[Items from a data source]

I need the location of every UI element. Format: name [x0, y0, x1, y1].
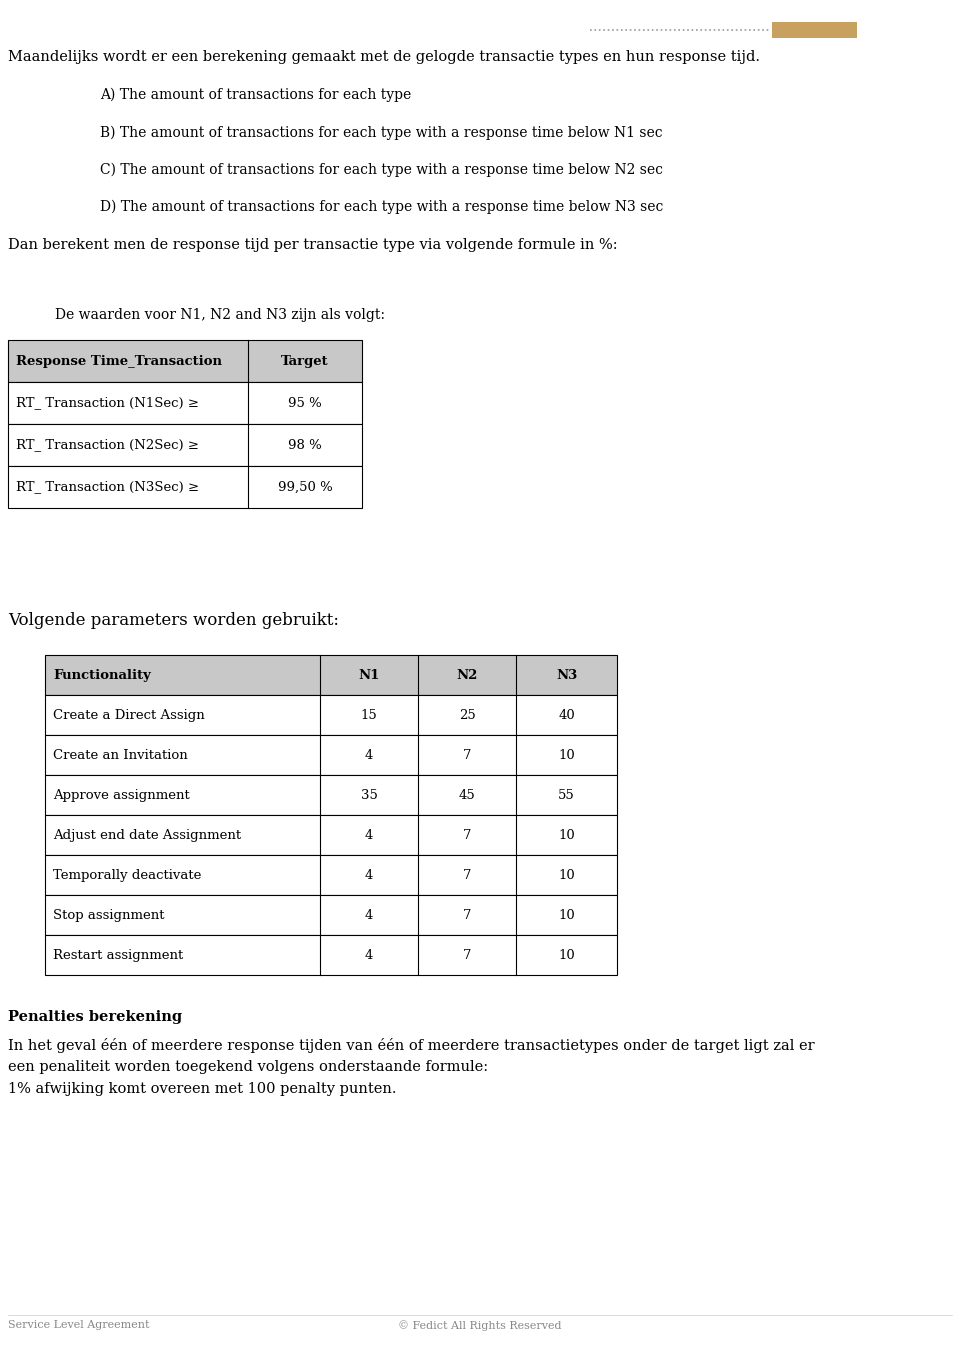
Bar — [8, 340, 362, 382]
Text: 4: 4 — [365, 868, 373, 882]
Text: 7: 7 — [463, 749, 471, 762]
Text: Approve assignment: Approve assignment — [53, 788, 190, 802]
Bar — [8, 425, 362, 465]
Text: Service Level Agreement: Service Level Agreement — [8, 1320, 150, 1330]
Text: 35: 35 — [361, 788, 377, 802]
Bar — [45, 774, 617, 815]
Text: Restart assignment: Restart assignment — [53, 949, 183, 961]
Text: Temporally deactivate: Temporally deactivate — [53, 868, 202, 882]
Text: 98 %: 98 % — [288, 438, 322, 452]
Text: Functionality: Functionality — [53, 668, 151, 682]
Text: 40: 40 — [558, 709, 575, 721]
Text: 15: 15 — [361, 709, 377, 721]
Text: Maandelijks wordt er een berekening gemaakt met de gelogde transactie types en h: Maandelijks wordt er een berekening gema… — [8, 50, 760, 64]
Text: 7: 7 — [463, 829, 471, 841]
Text: 4: 4 — [365, 749, 373, 762]
Text: RT_ Transaction (N1Sec) ≥: RT_ Transaction (N1Sec) ≥ — [16, 396, 199, 410]
Text: A) The amount of transactions for each type: A) The amount of transactions for each t… — [100, 88, 411, 102]
Text: De waarden voor N1, N2 and N3 zijn als volgt:: De waarden voor N1, N2 and N3 zijn als v… — [55, 308, 385, 323]
Text: © Fedict All Rights Reserved: © Fedict All Rights Reserved — [398, 1320, 562, 1331]
Text: 7: 7 — [463, 949, 471, 961]
Text: 4: 4 — [365, 909, 373, 921]
Text: 10: 10 — [558, 749, 575, 762]
Text: 25: 25 — [459, 709, 475, 721]
Bar — [8, 382, 362, 425]
Text: 10: 10 — [558, 868, 575, 882]
Text: RT_ Transaction (N3Sec) ≥: RT_ Transaction (N3Sec) ≥ — [16, 480, 199, 494]
Bar — [8, 465, 362, 508]
Text: Stop assignment: Stop assignment — [53, 909, 164, 921]
Text: N2: N2 — [456, 668, 478, 682]
Text: Penalties berekening: Penalties berekening — [8, 1010, 182, 1023]
Text: Create an Invitation: Create an Invitation — [53, 749, 188, 762]
Text: Create a Direct Assign: Create a Direct Assign — [53, 709, 204, 721]
Text: Response Time_Transaction: Response Time_Transaction — [16, 354, 222, 367]
Text: B) The amount of transactions for each type with a response time below N1 sec: B) The amount of transactions for each t… — [100, 127, 662, 140]
Text: In het geval één of meerdere response tijden van één of meerdere transactietypes: In het geval één of meerdere response ti… — [8, 1038, 815, 1053]
Text: C) The amount of transactions for each type with a response time below N2 sec: C) The amount of transactions for each t… — [100, 163, 663, 177]
Bar — [45, 815, 617, 855]
Text: 10: 10 — [558, 949, 575, 961]
Text: 1% afwijking komt overeen met 100 penalty punten.: 1% afwijking komt overeen met 100 penalt… — [8, 1082, 396, 1096]
Text: N1: N1 — [358, 668, 380, 682]
Text: Dan berekent men de response tijd per transactie type via volgende formule in %:: Dan berekent men de response tijd per tr… — [8, 238, 617, 252]
Text: D) The amount of transactions for each type with a response time below N3 sec: D) The amount of transactions for each t… — [100, 200, 663, 215]
Bar — [45, 655, 617, 695]
Text: N3: N3 — [556, 668, 577, 682]
Bar — [45, 695, 617, 735]
Bar — [772, 22, 857, 38]
Bar — [45, 896, 617, 935]
Bar — [45, 735, 617, 774]
Text: RT_ Transaction (N2Sec) ≥: RT_ Transaction (N2Sec) ≥ — [16, 438, 199, 452]
Text: een penaliteit worden toegekend volgens onderstaande formule:: een penaliteit worden toegekend volgens … — [8, 1060, 488, 1074]
Text: 10: 10 — [558, 909, 575, 921]
Text: 7: 7 — [463, 868, 471, 882]
Text: Volgende parameters worden gebruikt:: Volgende parameters worden gebruikt: — [8, 612, 339, 629]
Text: Target: Target — [281, 354, 329, 367]
Text: 4: 4 — [365, 949, 373, 961]
Text: 45: 45 — [459, 788, 475, 802]
Text: 10: 10 — [558, 829, 575, 841]
Text: 95 %: 95 % — [288, 396, 322, 410]
Bar — [45, 855, 617, 896]
Text: 7: 7 — [463, 909, 471, 921]
Bar — [45, 935, 617, 974]
Text: Adjust end date Assignment: Adjust end date Assignment — [53, 829, 241, 841]
Text: 99,50 %: 99,50 % — [277, 480, 332, 494]
Text: 4: 4 — [365, 829, 373, 841]
Text: 55: 55 — [558, 788, 575, 802]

## WHAT TO PRODUCE
Please reproduce the items from the line containing "Bar — [8, 340, 362, 382]" through the line containing "Bar — [8, 425, 362, 465]", including both of those lines.

## TASK RESPONSE
Bar — [8, 340, 362, 382]
Text: 4: 4 — [365, 868, 373, 882]
Text: 7: 7 — [463, 749, 471, 762]
Text: Approve assignment: Approve assignment — [53, 788, 190, 802]
Bar — [8, 425, 362, 465]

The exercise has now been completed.